— start of Provided data —

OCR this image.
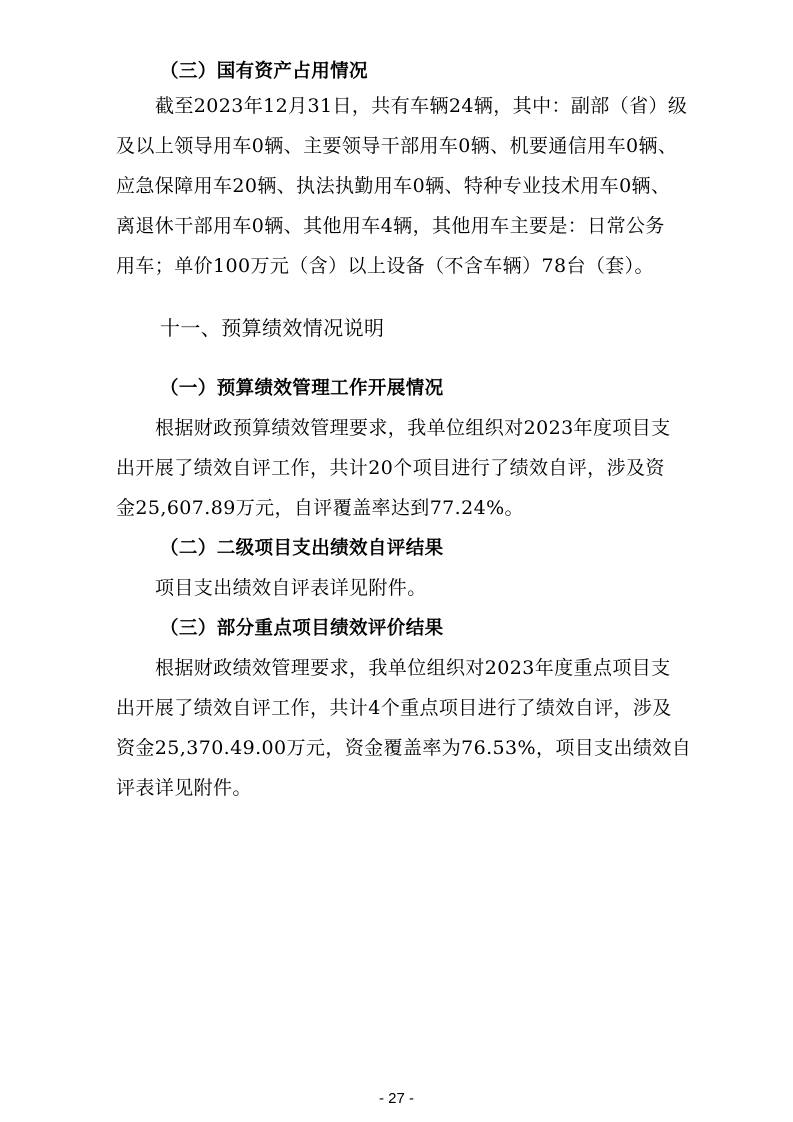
（三）国有资产占用情况

截至2023年12月31日，共有车辆24辆，其中：副部（省）级

及以上领导用车0辆、主要领导干部用车0辆、机要通信用车0辆、

应急保障用车20辆、执法执勤用车0辆、特种专业技术用车0辆、

离退休干部用车0辆、其他用车4辆，其他用车主要是：日常公务

用车；单价100万元（含）以上设备（不含车辆）78台（套）。

十一、预算绩效情况说明

（一）预算绩效管理工作开展情况

根据财政预算绩效管理要求，我单位组织对2023年度项目支

出开展了绩效自评工作，共计20个项目进行了绩效自评，涉及资

金25,607.89万元，自评覆盖率达到77.24%。

（二）二级项目支出绩效自评结果

项目支出绩效自评表详见附件。

（三）部分重点项目绩效评价结果

根据财政绩效管理要求，我单位组织对2023年度重点项目支

出开展了绩效自评工作，共计4个重点项目进行了绩效自评，涉及

资金25,370.49.00万元，资金覆盖率为76.53%，项目支出绩效自

评表详见附件。

- 27 -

— end of Provided data —

### What you are asked to do
Gather up every line in the data above that contains the word "出开展了绩效自评工作", copying each one.

### Output of the exercise
出开展了绩效自评工作，共计20个项目进行了绩效自评，涉及资
出开展了绩效自评工作，共计4个重点项目进行了绩效自评，涉及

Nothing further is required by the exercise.